§ **GIVEN EXERCISE**
For the records that follow, return only the count of lines containing the string "Employee".

━━━━━ INPUT RECORDS

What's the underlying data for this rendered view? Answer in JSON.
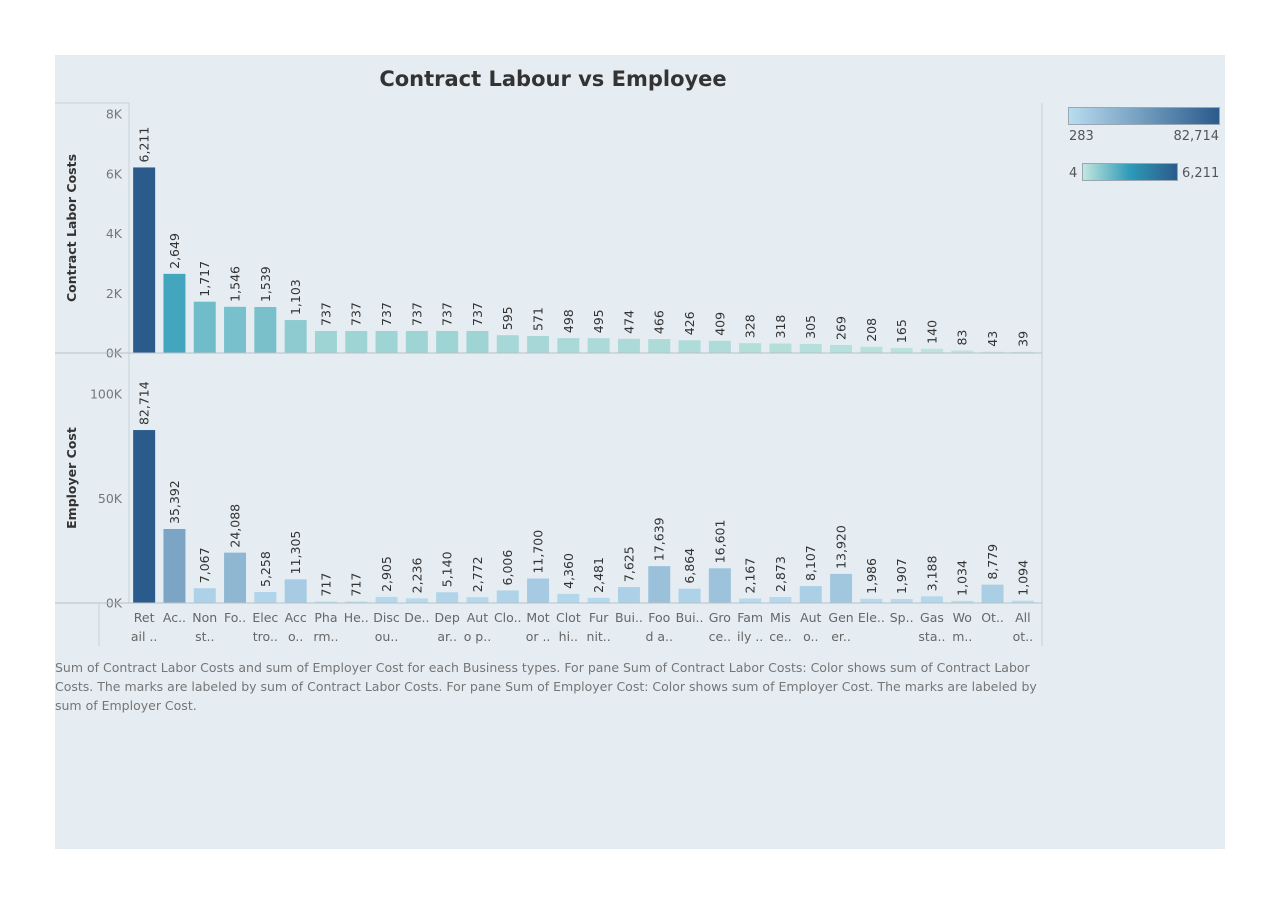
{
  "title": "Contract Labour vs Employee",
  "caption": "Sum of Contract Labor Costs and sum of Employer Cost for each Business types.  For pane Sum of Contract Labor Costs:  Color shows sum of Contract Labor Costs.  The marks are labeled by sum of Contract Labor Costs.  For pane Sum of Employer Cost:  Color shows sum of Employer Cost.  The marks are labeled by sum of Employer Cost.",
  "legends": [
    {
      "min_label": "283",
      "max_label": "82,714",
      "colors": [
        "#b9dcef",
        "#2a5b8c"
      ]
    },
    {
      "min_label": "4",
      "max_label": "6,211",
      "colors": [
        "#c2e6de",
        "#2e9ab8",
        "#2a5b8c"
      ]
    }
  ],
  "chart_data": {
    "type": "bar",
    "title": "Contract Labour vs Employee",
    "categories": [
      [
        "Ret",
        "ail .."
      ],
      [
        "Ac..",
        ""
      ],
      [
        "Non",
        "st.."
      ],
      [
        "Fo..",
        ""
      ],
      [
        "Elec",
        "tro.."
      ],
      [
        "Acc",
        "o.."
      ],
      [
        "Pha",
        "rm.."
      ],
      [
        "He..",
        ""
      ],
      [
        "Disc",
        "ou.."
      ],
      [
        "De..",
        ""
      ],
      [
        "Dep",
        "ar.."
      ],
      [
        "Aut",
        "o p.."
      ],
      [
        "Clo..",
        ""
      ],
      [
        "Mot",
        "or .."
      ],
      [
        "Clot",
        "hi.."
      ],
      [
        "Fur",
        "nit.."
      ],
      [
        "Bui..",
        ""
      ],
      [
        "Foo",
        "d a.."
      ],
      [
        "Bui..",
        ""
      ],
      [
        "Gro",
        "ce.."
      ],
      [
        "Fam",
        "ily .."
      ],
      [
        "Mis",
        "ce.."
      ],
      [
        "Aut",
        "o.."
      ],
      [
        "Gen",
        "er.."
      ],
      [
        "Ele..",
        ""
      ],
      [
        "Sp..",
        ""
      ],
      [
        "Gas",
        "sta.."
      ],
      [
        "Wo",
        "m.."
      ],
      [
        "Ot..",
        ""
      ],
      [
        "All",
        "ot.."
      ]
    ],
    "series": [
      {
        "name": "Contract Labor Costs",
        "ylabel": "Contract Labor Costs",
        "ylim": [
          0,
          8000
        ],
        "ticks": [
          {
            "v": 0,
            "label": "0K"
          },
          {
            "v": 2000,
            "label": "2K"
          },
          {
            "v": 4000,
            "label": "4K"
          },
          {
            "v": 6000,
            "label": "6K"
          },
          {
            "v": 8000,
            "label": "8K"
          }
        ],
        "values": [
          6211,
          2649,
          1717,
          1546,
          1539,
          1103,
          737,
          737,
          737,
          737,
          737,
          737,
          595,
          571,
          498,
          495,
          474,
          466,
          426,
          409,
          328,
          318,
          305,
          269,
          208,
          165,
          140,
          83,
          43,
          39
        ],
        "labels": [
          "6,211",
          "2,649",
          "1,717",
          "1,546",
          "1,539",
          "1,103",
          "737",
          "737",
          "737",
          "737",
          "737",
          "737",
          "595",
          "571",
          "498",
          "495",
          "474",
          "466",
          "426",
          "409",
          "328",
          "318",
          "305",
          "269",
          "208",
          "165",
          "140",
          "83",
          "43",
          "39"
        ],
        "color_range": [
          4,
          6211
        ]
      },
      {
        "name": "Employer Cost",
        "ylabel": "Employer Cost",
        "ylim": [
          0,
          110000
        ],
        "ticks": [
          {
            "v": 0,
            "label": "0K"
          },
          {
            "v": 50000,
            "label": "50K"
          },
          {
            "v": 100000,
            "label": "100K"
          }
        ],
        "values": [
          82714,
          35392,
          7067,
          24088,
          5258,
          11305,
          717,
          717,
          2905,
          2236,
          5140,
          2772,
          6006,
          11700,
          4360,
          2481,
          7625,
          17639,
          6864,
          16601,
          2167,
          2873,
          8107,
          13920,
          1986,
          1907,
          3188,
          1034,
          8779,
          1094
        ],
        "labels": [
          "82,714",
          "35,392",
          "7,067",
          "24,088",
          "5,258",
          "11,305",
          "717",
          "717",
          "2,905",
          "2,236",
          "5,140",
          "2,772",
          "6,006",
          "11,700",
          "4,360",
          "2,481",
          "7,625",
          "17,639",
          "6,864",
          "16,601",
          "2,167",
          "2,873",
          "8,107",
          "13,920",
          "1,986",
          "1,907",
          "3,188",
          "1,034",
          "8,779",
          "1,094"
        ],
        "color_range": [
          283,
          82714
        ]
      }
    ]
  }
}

━━━━━━━━━━
━━━━━ INPUT RECORDS

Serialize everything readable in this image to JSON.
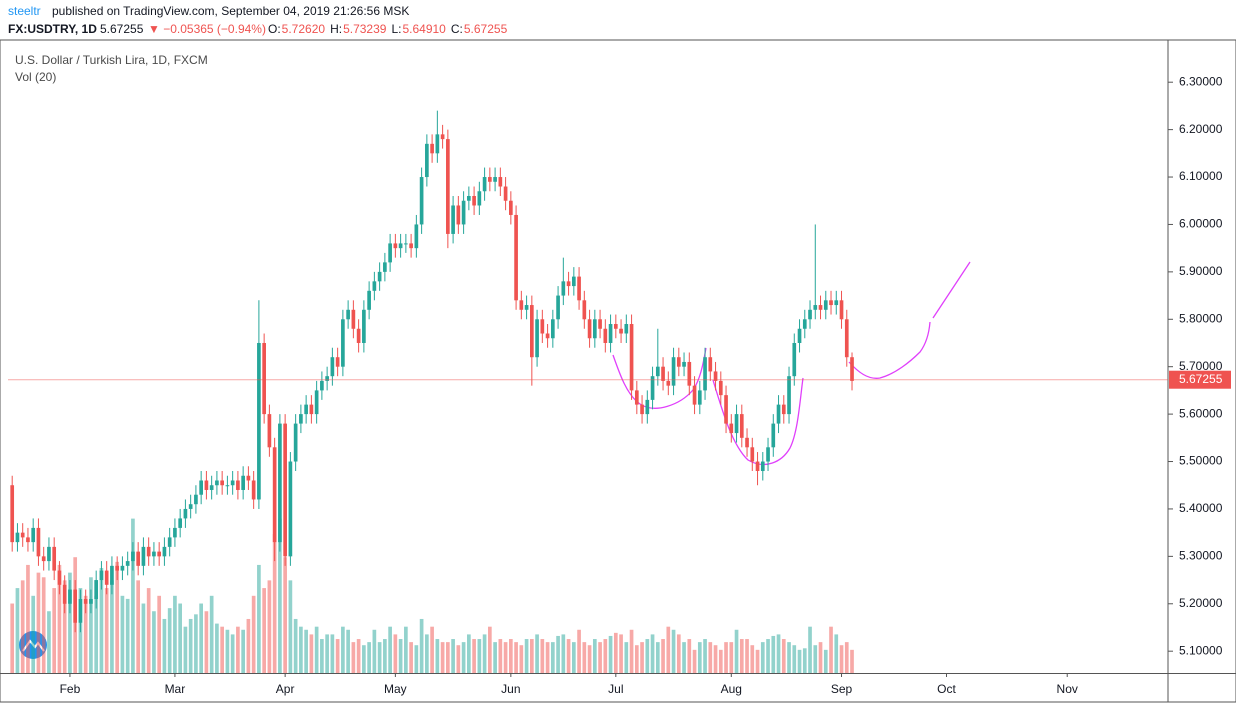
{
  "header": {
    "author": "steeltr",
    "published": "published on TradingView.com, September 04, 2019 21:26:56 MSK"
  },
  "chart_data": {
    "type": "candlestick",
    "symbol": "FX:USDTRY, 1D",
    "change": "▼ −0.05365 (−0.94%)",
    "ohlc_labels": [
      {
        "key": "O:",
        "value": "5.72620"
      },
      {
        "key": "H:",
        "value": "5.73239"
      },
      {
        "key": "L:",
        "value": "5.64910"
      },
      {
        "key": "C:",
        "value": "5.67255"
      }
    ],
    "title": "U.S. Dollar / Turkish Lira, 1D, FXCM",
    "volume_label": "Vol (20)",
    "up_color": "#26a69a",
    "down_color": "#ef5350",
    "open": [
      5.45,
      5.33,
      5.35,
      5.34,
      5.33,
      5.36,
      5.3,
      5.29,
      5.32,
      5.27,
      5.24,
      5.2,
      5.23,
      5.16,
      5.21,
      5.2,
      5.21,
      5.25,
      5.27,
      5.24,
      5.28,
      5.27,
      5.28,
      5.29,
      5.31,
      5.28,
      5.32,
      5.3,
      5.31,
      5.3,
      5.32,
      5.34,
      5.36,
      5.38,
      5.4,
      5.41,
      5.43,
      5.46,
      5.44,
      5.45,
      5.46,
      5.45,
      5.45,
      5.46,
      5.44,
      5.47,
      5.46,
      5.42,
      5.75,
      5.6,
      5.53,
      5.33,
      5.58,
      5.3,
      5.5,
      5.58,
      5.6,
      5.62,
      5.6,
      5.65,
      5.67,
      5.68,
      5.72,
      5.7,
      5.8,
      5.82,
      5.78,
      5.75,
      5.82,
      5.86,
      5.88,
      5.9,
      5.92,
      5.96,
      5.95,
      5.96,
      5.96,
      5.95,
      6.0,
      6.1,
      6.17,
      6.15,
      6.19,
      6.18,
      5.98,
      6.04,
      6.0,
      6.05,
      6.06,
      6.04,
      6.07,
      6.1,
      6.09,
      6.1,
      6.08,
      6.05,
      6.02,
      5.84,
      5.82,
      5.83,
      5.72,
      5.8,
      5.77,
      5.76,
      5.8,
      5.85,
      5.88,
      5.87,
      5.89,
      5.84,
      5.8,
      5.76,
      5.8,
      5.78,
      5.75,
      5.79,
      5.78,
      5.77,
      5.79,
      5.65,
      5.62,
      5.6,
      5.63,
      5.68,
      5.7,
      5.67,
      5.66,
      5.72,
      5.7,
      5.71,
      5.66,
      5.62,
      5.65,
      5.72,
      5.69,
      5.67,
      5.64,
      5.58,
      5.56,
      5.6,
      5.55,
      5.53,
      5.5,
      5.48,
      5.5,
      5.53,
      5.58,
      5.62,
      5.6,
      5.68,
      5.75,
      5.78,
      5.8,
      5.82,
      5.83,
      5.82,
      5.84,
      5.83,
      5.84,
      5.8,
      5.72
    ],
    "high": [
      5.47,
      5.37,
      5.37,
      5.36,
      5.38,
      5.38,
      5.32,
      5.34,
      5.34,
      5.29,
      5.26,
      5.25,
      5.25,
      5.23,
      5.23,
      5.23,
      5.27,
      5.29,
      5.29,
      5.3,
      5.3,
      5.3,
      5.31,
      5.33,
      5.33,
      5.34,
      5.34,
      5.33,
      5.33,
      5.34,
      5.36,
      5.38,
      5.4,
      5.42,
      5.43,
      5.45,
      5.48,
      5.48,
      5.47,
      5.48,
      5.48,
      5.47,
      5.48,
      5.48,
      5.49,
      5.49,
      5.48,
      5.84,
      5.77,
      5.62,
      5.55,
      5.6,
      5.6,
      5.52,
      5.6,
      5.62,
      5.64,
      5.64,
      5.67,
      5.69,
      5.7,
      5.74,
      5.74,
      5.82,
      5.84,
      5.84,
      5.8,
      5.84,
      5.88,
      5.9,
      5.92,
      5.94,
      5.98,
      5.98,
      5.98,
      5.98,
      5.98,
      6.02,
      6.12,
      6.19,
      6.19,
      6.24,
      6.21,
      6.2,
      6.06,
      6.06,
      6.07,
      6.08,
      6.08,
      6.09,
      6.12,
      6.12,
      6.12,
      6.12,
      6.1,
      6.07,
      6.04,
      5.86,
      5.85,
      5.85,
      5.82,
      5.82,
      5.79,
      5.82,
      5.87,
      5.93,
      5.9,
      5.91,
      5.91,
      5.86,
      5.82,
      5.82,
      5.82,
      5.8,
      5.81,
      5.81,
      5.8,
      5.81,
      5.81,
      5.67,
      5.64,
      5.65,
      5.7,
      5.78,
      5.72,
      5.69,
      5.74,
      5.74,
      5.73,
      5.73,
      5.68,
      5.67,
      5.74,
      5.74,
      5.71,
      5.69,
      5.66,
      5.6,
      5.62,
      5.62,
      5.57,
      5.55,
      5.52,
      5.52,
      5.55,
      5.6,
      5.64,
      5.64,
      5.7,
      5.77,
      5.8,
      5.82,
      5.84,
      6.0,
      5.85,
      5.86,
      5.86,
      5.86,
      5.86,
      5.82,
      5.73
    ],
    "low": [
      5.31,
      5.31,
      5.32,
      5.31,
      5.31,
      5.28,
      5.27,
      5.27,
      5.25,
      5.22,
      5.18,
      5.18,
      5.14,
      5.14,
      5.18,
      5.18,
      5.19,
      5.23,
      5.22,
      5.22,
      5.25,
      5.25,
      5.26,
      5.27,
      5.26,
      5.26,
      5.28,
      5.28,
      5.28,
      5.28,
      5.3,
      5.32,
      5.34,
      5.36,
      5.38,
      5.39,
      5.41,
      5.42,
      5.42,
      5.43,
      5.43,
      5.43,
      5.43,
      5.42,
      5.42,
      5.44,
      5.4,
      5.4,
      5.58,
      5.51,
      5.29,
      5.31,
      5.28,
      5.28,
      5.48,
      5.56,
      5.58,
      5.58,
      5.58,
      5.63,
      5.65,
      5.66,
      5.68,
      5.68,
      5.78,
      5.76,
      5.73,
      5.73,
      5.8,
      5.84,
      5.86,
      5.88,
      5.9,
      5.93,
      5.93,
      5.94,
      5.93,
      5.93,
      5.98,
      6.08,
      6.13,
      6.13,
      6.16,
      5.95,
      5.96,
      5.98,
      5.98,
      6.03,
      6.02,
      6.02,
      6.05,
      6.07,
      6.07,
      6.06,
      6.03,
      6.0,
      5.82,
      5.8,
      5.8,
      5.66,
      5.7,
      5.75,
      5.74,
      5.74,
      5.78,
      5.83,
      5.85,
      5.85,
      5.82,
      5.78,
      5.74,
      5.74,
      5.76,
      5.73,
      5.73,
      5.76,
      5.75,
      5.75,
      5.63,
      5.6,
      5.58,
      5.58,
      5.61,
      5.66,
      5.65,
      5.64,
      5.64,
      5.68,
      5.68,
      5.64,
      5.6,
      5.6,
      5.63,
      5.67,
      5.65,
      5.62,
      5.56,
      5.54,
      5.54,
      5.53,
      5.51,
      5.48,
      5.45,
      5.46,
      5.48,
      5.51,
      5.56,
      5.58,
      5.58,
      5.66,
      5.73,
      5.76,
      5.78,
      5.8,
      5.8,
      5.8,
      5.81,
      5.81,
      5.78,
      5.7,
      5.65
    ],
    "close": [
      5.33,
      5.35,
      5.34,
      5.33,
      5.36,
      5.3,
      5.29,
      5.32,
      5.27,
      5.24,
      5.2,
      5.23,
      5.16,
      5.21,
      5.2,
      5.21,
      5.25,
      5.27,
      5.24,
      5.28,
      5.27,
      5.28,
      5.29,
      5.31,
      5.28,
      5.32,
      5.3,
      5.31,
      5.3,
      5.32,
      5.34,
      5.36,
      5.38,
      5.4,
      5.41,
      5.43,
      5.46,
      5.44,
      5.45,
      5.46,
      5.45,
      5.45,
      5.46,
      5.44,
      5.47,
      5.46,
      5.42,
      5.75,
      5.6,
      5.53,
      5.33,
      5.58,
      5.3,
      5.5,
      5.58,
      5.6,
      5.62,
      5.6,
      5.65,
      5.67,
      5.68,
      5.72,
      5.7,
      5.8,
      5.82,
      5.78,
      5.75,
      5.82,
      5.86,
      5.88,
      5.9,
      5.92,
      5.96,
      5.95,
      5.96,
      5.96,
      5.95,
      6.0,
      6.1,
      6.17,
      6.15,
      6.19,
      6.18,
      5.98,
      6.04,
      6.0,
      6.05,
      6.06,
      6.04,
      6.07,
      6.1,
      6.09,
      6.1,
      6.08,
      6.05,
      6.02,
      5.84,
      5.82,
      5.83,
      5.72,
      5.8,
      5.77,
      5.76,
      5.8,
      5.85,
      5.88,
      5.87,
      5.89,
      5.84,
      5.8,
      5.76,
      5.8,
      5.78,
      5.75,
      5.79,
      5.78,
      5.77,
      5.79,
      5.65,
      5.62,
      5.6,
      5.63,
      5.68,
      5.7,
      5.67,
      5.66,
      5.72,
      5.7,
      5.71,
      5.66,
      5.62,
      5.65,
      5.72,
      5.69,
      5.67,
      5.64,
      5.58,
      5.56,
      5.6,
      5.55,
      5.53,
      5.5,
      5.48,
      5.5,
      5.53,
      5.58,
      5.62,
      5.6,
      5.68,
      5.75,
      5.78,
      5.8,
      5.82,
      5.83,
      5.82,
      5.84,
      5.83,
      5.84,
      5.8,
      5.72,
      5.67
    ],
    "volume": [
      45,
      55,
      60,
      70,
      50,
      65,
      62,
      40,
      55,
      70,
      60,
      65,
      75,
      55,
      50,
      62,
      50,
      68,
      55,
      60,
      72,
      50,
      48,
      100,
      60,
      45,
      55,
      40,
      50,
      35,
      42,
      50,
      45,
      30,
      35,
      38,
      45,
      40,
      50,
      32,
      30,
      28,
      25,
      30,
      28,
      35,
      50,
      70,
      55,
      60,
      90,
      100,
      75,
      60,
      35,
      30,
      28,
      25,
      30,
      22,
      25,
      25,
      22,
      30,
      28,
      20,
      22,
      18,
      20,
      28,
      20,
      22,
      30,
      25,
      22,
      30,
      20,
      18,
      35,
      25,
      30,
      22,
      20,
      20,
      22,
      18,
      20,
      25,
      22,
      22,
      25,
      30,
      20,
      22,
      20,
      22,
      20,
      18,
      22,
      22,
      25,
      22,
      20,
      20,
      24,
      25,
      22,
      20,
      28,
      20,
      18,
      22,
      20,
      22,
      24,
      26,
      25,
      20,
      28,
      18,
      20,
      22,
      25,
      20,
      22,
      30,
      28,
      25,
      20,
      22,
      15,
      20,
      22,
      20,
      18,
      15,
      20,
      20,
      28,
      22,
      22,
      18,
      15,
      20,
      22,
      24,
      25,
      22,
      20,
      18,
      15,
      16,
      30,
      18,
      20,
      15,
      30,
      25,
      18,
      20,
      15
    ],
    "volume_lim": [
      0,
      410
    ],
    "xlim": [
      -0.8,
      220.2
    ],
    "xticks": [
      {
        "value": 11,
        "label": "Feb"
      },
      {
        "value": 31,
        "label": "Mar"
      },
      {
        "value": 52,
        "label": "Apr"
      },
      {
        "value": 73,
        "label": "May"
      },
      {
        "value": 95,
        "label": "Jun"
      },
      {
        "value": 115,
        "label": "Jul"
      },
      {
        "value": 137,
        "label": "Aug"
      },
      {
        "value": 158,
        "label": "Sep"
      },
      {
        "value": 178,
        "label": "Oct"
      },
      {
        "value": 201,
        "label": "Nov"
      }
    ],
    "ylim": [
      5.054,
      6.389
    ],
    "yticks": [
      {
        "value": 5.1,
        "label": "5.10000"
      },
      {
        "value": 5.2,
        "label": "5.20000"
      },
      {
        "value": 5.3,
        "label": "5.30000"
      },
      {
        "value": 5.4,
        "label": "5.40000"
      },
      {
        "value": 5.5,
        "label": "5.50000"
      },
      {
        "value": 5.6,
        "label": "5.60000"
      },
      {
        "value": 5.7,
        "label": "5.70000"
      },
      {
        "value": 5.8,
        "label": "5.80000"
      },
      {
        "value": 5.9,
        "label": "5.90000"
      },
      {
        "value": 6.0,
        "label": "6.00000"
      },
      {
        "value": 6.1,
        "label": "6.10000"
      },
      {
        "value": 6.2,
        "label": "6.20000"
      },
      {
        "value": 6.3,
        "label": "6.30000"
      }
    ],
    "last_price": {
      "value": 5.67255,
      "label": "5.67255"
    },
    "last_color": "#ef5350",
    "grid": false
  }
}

━━━━━━━━━━
━━━━━ INPUT RECORDS

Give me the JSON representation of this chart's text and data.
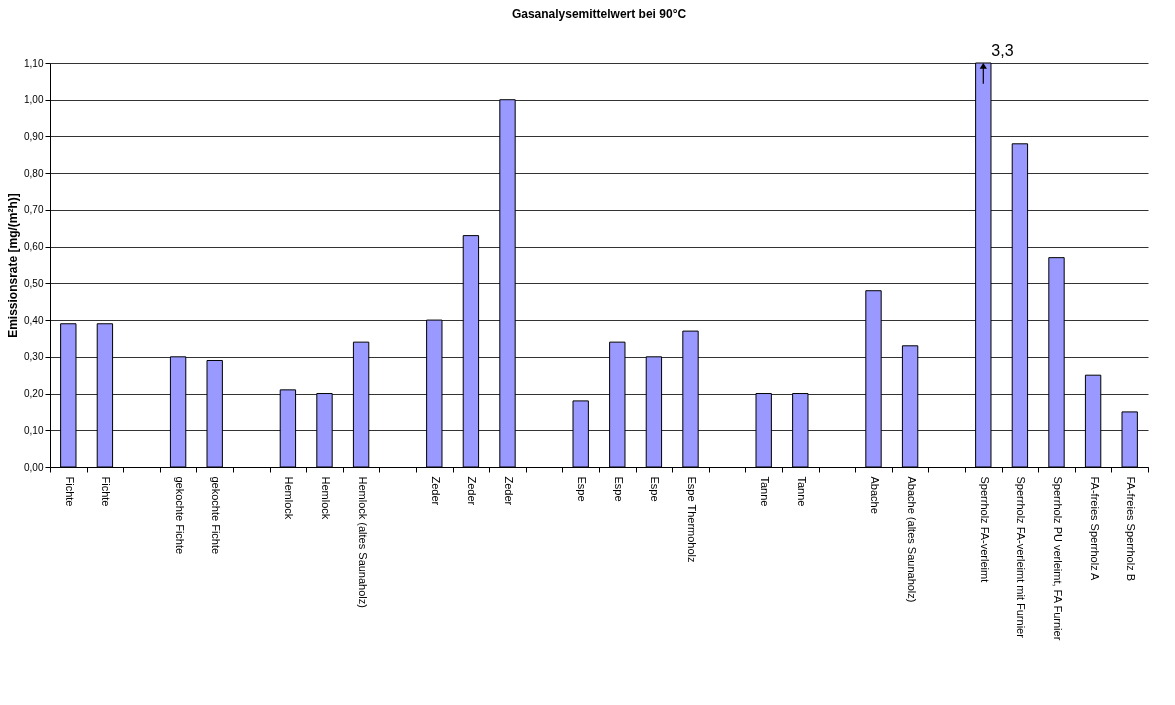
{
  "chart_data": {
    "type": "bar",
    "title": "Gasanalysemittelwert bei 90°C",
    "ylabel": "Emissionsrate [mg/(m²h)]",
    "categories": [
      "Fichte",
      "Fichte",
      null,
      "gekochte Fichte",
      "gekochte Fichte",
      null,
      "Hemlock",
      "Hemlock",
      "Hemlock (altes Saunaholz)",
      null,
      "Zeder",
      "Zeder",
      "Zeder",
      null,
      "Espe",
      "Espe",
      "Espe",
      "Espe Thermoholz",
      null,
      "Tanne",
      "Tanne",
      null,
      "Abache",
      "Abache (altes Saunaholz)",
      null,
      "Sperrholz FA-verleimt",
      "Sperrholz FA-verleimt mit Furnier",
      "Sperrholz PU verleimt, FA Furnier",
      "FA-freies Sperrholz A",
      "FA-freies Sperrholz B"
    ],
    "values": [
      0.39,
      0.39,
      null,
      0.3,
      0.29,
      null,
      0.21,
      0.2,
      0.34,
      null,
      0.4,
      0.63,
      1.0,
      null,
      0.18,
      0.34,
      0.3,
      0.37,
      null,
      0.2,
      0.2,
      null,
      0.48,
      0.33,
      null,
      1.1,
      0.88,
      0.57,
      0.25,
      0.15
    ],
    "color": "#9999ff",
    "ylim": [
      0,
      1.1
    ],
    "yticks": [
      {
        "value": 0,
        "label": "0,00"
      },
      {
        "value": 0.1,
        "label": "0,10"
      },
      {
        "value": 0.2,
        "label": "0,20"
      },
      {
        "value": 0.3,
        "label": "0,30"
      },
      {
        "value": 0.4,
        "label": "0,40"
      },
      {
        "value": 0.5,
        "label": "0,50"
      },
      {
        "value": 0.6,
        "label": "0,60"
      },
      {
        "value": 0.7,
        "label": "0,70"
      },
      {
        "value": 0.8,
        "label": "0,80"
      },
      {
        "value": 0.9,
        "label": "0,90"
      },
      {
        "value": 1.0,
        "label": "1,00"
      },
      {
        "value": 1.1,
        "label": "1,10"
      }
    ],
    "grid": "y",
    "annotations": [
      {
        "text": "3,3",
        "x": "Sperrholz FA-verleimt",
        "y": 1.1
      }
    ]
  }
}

━━━━━━━━━━

§ **ANSWER FOR THE TASK**
2